Back in the early days, there wasn't even hardware video encode/decode to worry about, let alone GPGPU programming stacks, DLSS, all the effort put into making sure that shader compilation a) works and b) is performant, etc.

That all costs a ton of money at a scale that just wasn't the case back in the day. Even in a theoretical world where the cost of the silicon die was zero, or at least stayed the same each generation, all of those other costs have increased dramatically and would result in the cost of the product to the consumer necessarily being more expensive in order to have a viable business and keep the lights on.

There's certainly some argument to be made about the shape of that trend line, whether it's mostly linear, exponential, or somewhere in between, but you'd be hard pressed to argue that it does anything but increase each generation.
Yeah, costs go up fast.
But it doesn't help that the cost per transistor is not going down with each new process node.
Add the layers of complexcity on top of that i do not think we are talking about a linear scaling in cost, far from it.

I really liked this video as it helped me much better understand what a GPU today does:

They have really become complex with not just shader cores, but also tensor cores, RT cores etc.
################
EXERCISE DETAILS
Reproduce, word for word, the stretch of the GPU cost thread that starts at "Yeah, costs go" and ends after "far from it.".

DATA LINES
################
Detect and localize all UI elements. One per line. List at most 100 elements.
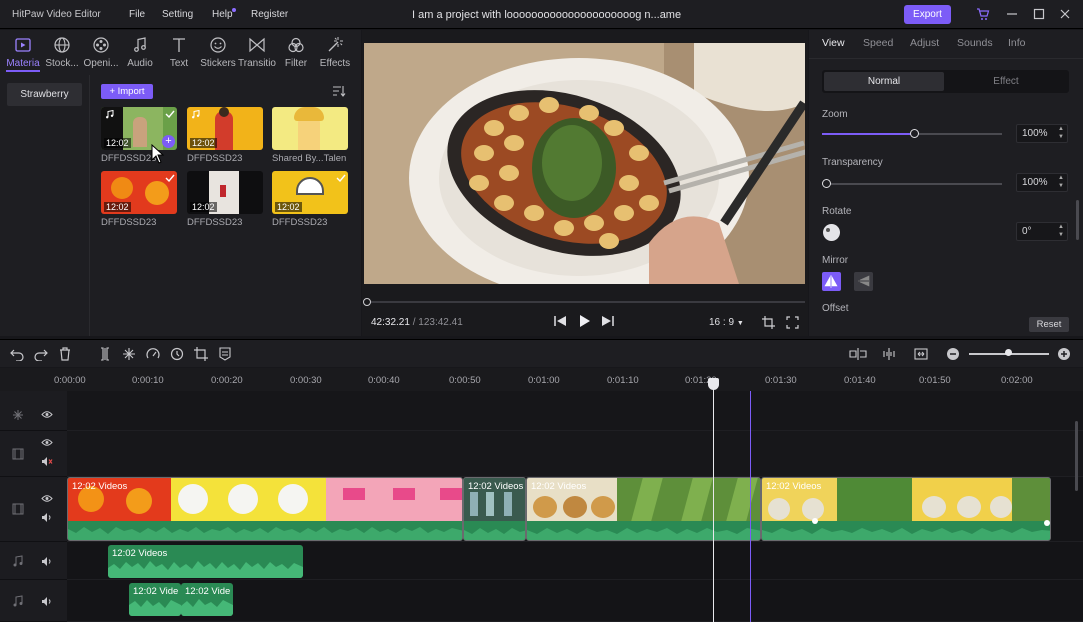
################
RESULT
Yeah, costs go up fast.
But it doesn't help that the cost per transistor is not going down with each new process node.
Add the layers of complexcity on top of that i do not think we are talking about a linear scaling in cost, far from it.